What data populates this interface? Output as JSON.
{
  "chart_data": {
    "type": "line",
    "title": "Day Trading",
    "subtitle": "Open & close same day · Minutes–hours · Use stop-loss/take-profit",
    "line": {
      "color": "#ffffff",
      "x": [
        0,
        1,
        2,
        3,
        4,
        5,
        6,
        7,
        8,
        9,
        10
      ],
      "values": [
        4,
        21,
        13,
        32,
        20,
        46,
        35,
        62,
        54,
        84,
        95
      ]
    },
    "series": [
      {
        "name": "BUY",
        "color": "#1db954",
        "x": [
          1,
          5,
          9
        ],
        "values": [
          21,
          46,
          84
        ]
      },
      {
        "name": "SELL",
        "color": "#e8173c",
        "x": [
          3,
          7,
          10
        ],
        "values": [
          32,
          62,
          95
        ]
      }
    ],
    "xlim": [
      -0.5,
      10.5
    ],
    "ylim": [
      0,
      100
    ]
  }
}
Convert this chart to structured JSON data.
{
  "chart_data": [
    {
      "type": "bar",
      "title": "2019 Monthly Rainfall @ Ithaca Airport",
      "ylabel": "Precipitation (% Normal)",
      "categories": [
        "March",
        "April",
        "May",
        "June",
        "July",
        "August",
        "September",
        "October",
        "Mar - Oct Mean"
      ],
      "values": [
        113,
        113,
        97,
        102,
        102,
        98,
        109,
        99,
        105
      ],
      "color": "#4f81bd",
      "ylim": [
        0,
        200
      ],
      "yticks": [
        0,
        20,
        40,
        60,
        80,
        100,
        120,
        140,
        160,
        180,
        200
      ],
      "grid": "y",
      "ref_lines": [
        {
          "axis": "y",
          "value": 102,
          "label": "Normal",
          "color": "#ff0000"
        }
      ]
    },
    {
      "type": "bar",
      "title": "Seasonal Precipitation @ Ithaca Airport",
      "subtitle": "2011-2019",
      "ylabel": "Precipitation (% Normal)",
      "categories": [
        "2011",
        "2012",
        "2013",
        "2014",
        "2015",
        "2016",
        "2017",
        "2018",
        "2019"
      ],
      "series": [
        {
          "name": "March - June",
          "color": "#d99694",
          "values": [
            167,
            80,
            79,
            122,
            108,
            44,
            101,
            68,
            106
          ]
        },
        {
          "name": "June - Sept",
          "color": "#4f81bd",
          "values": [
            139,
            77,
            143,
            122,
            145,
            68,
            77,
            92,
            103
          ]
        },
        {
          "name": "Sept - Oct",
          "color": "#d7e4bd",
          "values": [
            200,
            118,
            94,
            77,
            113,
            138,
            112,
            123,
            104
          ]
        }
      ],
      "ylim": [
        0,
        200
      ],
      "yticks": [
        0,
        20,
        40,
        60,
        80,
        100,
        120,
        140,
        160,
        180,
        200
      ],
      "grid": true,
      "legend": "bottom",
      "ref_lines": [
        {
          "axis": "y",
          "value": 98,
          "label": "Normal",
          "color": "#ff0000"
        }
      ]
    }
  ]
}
========================================
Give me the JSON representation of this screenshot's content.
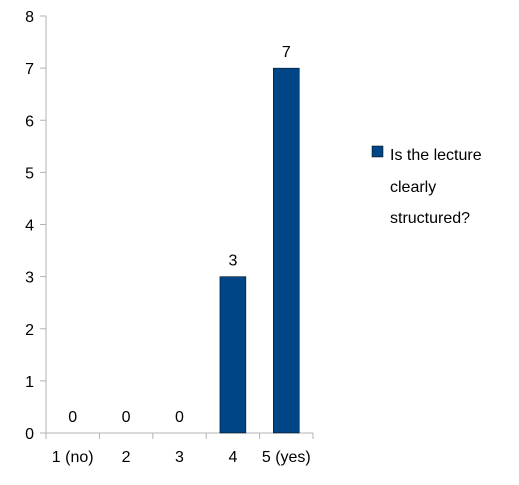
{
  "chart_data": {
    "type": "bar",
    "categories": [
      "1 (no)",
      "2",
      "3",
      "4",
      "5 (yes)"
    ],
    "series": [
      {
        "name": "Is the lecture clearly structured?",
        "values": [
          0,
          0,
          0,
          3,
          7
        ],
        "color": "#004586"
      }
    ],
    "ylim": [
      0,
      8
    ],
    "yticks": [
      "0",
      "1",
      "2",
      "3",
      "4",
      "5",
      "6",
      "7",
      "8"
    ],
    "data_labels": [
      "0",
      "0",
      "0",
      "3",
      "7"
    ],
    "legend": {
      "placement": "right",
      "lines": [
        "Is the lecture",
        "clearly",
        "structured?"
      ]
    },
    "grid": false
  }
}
========================================
◆ STATED TASK
Filter the records for lines holding the string "clearly". Copy each one.

◆ SOLUTION
        "name": "Is the lecture clearly structured?",
        "clearly",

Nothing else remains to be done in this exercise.